Output every entry exactly as written, but omit the pictures.

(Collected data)
▶
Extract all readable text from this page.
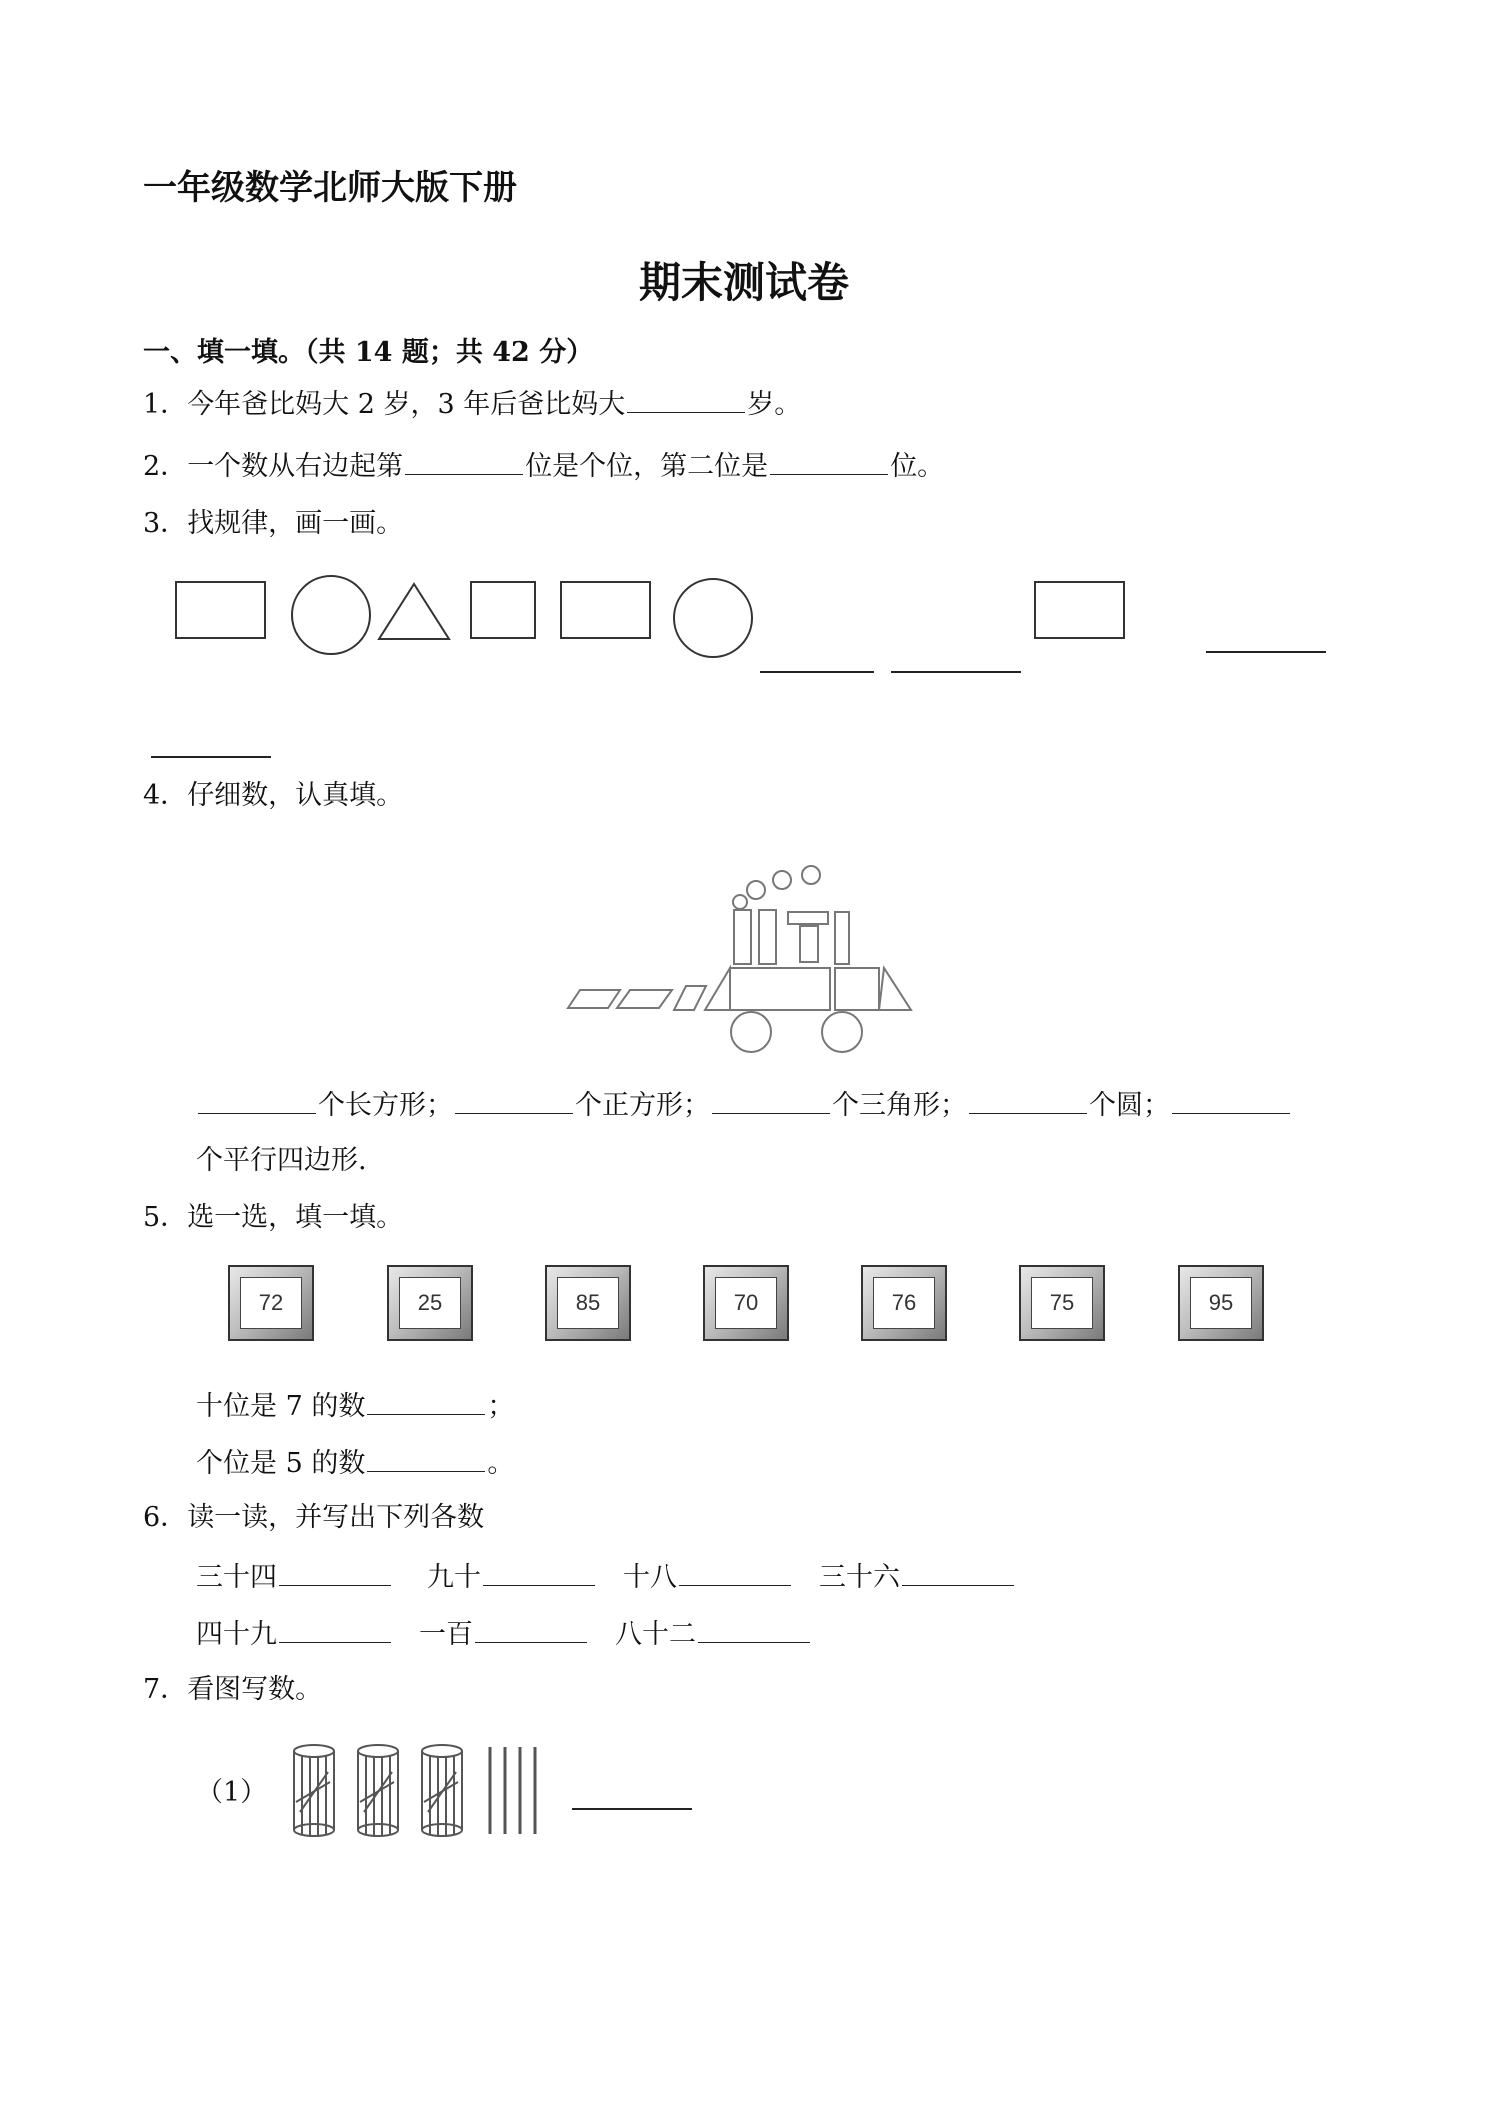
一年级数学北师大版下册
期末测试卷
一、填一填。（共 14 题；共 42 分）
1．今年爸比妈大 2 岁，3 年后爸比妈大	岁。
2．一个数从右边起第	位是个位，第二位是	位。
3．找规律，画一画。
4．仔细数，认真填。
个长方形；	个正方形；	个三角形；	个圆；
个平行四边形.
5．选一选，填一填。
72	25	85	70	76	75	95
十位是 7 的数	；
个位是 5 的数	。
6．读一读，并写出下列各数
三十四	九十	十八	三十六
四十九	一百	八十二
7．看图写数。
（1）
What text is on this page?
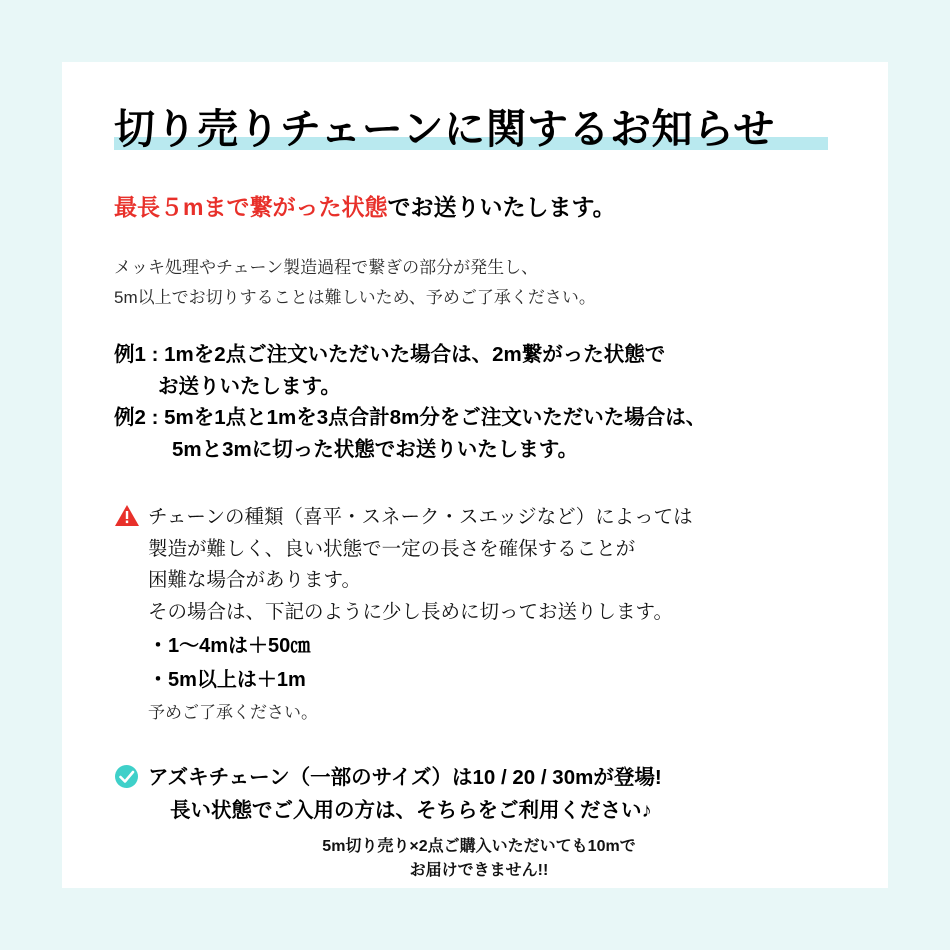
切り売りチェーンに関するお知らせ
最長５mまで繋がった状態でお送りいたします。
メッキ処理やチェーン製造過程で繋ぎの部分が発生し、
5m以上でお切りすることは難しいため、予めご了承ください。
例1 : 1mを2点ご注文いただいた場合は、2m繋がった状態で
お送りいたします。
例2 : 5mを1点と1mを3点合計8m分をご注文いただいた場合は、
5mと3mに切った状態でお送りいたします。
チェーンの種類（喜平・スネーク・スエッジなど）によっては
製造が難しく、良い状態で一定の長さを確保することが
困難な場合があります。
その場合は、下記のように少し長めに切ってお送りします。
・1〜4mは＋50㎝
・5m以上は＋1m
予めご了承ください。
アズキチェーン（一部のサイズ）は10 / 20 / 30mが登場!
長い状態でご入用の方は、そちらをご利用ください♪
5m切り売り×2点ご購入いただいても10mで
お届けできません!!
◀
• SOLUTION TO THE PROBLEM
Extract all readable text from this page.
一年级数学北师大版下册
期末测试卷
一、填一填。（共 14 题；共 42 分）
1．今年爸比妈大 2 岁，3 年后爸比妈大	岁。
2．一个数从右边起第	位是个位，第二位是	位。
3．找规律，画一画。
4．仔细数，认真填。
个长方形；	个正方形；	个三角形；	个圆；
个平行四边形.
5．选一选，填一填。
72	25	85	70	76	75	95
十位是 7 的数	；
个位是 5 的数	。
6．读一读，并写出下列各数
三十四	九十	十八	三十六
四十九	一百	八十二
7．看图写数。
（1）
What text is on this page?
切り売りチェーンに関するお知らせ
最長５mまで繋がった状態でお送りいたします。
メッキ処理やチェーン製造過程で繋ぎの部分が発生し、
5m以上でお切りすることは難しいため、予めご了承ください。
例1 : 1mを2点ご注文いただいた場合は、2m繋がった状態で
お送りいたします。
例2 : 5mを1点と1mを3点合計8m分をご注文いただいた場合は、
5mと3mに切った状態でお送りいたします。
チェーンの種類（喜平・スネーク・スエッジなど）によっては
製造が難しく、良い状態で一定の長さを確保することが
困難な場合があります。
その場合は、下記のように少し長めに切ってお送りします。
・1〜4mは＋50㎝
・5m以上は＋1m
予めご了承ください。
アズキチェーン（一部のサイズ）は10 / 20 / 30mが登場!
長い状態でご入用の方は、そちらをご利用ください♪
5m切り売り×2点ご購入いただいても10mで
お届けできません!!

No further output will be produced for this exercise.